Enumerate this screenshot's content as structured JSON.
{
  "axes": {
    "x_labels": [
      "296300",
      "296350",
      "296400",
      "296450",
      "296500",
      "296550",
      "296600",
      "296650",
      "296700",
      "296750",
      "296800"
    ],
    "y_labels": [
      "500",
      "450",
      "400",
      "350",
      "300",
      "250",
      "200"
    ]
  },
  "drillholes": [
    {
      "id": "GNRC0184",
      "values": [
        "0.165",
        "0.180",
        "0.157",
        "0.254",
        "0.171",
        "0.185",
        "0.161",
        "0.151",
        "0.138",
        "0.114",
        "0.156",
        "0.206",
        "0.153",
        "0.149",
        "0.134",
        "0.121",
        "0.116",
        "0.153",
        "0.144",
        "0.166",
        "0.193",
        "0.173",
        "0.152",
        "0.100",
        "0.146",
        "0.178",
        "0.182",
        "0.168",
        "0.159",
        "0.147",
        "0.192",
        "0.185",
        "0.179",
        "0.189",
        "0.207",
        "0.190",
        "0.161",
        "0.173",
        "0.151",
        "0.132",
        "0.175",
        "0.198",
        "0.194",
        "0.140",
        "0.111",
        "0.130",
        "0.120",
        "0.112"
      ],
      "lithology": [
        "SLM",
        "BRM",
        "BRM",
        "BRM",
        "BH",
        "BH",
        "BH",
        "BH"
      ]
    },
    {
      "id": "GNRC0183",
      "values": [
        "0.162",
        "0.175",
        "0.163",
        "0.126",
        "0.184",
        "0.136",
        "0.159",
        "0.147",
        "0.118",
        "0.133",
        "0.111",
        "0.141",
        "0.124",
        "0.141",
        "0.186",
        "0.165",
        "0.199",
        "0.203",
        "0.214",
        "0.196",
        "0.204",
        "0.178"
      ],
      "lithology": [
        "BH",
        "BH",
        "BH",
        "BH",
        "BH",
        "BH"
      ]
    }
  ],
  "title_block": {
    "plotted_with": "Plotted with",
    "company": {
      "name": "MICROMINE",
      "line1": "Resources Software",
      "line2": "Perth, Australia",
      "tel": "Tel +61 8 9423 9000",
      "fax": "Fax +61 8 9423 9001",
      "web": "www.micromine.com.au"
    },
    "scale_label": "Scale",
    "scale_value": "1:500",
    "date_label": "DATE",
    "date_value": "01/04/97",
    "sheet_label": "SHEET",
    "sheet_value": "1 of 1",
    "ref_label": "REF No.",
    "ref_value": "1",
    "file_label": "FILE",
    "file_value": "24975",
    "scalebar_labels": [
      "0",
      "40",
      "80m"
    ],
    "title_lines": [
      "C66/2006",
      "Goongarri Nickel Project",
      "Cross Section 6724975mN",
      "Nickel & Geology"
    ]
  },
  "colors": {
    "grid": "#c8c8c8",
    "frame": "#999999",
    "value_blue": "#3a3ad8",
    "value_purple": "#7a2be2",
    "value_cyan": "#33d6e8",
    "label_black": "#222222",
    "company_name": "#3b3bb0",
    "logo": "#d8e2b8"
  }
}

—————

OBJECTIVE:
Write every record out again, unaltered.

RESPONSE FOR THIS EXERCISE:
Enumerate this screenshot's content as structured JSON.
{
  "axes": {
    "x_labels": [
      "296300",
      "296350",
      "296400",
      "296450",
      "296500",
      "296550",
      "296600",
      "296650",
      "296700",
      "296750",
      "296800"
    ],
    "y_labels": [
      "500",
      "450",
      "400",
      "350",
      "300",
      "250",
      "200"
    ]
  },
  "drillholes": [
    {
      "id": "GNRC0184",
      "values": [
        "0.165",
        "0.180",
        "0.157",
        "0.254",
        "0.171",
        "0.185",
        "0.161",
        "0.151",
        "0.138",
        "0.114",
        "0.156",
        "0.206",
        "0.153",
        "0.149",
        "0.134",
        "0.121",
        "0.116",
        "0.153",
        "0.144",
        "0.166",
        "0.193",
        "0.173",
        "0.152",
        "0.100",
        "0.146",
        "0.178",
        "0.182",
        "0.168",
        "0.159",
        "0.147",
        "0.192",
        "0.185",
        "0.179",
        "0.189",
        "0.207",
        "0.190",
        "0.161",
        "0.173",
        "0.151",
        "0.132",
        "0.175",
        "0.198",
        "0.194",
        "0.140",
        "0.111",
        "0.130",
        "0.120",
        "0.112"
      ],
      "lithology": [
        "SLM",
        "BRM",
        "BRM",
        "BRM",
        "BH",
        "BH",
        "BH",
        "BH"
      ]
    },
    {
      "id": "GNRC0183",
      "values": [
        "0.162",
        "0.175",
        "0.163",
        "0.126",
        "0.184",
        "0.136",
        "0.159",
        "0.147",
        "0.118",
        "0.133",
        "0.111",
        "0.141",
        "0.124",
        "0.141",
        "0.186",
        "0.165",
        "0.199",
        "0.203",
        "0.214",
        "0.196",
        "0.204",
        "0.178"
      ],
      "lithology": [
        "BH",
        "BH",
        "BH",
        "BH",
        "BH",
        "BH"
      ]
    }
  ],
  "title_block": {
    "plotted_with": "Plotted with",
    "company": {
      "name": "MICROMINE",
      "line1": "Resources Software",
      "line2": "Perth, Australia",
      "tel": "Tel +61 8 9423 9000",
      "fax": "Fax +61 8 9423 9001",
      "web": "www.micromine.com.au"
    },
    "scale_label": "Scale",
    "scale_value": "1:500",
    "date_label": "DATE",
    "date_value": "01/04/97",
    "sheet_label": "SHEET",
    "sheet_value": "1 of 1",
    "ref_label": "REF No.",
    "ref_value": "1",
    "file_label": "FILE",
    "file_value": "24975",
    "scalebar_labels": [
      "0",
      "40",
      "80m"
    ],
    "title_lines": [
      "C66/2006",
      "Goongarri Nickel Project",
      "Cross Section 6724975mN",
      "Nickel & Geology"
    ]
  },
  "colors": {
    "grid": "#c8c8c8",
    "frame": "#999999",
    "value_blue": "#3a3ad8",
    "value_purple": "#7a2be2",
    "value_cyan": "#33d6e8",
    "label_black": "#222222",
    "company_name": "#3b3bb0",
    "logo": "#d8e2b8"
  }
}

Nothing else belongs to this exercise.